→ Work instructions: Write the count of lines that contain the word "Energy" and nothing else.

→ Material supplied:
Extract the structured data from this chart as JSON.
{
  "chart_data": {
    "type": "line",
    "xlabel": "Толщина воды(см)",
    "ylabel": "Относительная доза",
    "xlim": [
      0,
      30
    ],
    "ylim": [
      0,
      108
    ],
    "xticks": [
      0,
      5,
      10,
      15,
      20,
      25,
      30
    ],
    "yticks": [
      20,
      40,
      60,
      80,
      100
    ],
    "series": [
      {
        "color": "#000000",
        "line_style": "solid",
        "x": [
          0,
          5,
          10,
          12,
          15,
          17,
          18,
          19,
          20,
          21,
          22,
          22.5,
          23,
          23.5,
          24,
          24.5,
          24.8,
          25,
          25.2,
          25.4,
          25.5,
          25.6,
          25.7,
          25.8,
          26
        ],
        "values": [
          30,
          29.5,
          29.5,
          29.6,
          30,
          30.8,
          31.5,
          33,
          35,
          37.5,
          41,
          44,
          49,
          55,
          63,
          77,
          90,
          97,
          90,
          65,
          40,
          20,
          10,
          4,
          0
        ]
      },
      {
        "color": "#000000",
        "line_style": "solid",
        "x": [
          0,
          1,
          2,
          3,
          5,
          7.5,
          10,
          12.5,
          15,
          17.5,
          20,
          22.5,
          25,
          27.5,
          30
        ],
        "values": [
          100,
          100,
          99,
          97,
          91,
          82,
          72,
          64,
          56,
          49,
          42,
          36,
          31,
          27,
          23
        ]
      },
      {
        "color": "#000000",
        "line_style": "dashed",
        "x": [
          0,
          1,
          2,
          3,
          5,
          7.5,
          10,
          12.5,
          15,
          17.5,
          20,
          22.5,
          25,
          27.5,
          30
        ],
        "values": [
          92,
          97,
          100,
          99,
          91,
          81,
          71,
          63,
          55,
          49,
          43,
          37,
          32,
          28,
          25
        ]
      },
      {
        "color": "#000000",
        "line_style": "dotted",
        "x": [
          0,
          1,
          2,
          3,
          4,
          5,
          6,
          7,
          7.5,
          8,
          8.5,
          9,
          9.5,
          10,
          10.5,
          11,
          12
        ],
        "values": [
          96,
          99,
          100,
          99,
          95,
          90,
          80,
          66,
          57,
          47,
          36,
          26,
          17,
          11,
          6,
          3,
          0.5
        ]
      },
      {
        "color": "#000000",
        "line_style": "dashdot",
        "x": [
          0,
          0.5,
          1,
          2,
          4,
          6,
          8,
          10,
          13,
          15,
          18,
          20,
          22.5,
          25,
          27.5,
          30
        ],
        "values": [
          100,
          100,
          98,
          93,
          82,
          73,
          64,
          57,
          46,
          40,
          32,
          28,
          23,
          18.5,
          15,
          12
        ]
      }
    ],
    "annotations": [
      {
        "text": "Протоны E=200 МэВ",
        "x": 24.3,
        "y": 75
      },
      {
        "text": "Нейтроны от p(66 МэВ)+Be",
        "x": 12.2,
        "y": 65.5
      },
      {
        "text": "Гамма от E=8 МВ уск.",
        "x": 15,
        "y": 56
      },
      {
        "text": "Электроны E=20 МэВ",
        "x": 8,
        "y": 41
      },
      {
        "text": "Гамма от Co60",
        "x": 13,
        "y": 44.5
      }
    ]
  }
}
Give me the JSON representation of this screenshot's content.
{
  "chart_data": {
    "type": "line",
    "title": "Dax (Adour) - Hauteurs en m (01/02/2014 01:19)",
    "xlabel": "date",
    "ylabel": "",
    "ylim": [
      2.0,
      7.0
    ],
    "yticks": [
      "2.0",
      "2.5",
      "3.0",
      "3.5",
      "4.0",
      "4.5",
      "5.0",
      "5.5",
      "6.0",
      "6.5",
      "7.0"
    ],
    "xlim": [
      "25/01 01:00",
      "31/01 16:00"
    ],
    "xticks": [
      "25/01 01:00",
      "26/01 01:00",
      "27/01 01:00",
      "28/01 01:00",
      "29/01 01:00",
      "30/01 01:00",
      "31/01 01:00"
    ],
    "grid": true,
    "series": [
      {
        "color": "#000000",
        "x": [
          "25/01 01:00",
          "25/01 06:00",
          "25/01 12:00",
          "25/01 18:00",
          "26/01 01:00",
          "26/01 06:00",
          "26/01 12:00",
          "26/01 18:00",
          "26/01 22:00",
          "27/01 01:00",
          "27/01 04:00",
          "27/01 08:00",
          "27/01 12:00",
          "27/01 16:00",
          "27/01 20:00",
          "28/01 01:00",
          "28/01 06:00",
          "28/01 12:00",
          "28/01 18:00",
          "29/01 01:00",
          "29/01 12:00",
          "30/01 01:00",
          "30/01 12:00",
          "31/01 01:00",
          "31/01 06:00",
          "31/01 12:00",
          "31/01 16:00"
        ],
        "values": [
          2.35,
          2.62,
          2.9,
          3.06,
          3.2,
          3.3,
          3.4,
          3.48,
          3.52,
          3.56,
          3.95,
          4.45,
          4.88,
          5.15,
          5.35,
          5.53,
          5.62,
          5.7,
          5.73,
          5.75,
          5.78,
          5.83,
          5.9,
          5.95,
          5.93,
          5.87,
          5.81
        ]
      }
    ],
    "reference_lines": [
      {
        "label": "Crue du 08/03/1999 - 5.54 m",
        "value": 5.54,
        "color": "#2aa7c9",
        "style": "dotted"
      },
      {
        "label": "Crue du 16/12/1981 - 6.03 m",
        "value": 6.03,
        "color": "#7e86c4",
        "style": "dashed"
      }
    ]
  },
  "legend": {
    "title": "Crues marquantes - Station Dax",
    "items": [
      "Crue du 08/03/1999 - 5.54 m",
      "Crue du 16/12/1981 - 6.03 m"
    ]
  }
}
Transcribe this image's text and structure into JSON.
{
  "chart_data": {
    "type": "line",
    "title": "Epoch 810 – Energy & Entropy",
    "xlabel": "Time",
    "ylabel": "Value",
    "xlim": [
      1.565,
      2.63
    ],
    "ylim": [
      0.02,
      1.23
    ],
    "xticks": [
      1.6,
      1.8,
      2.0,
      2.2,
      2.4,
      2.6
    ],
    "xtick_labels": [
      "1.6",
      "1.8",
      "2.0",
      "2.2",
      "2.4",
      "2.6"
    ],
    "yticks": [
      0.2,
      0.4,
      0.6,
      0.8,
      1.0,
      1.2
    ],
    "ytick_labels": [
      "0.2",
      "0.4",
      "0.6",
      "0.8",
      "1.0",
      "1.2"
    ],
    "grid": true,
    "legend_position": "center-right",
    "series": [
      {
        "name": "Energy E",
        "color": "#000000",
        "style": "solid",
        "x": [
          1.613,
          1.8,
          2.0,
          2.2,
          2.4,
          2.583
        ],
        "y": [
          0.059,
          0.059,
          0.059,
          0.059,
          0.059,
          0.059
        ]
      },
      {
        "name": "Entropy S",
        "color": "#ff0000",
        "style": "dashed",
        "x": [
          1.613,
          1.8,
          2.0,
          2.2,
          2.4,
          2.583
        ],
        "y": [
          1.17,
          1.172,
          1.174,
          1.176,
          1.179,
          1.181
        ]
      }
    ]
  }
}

→ Answer to the problem: 2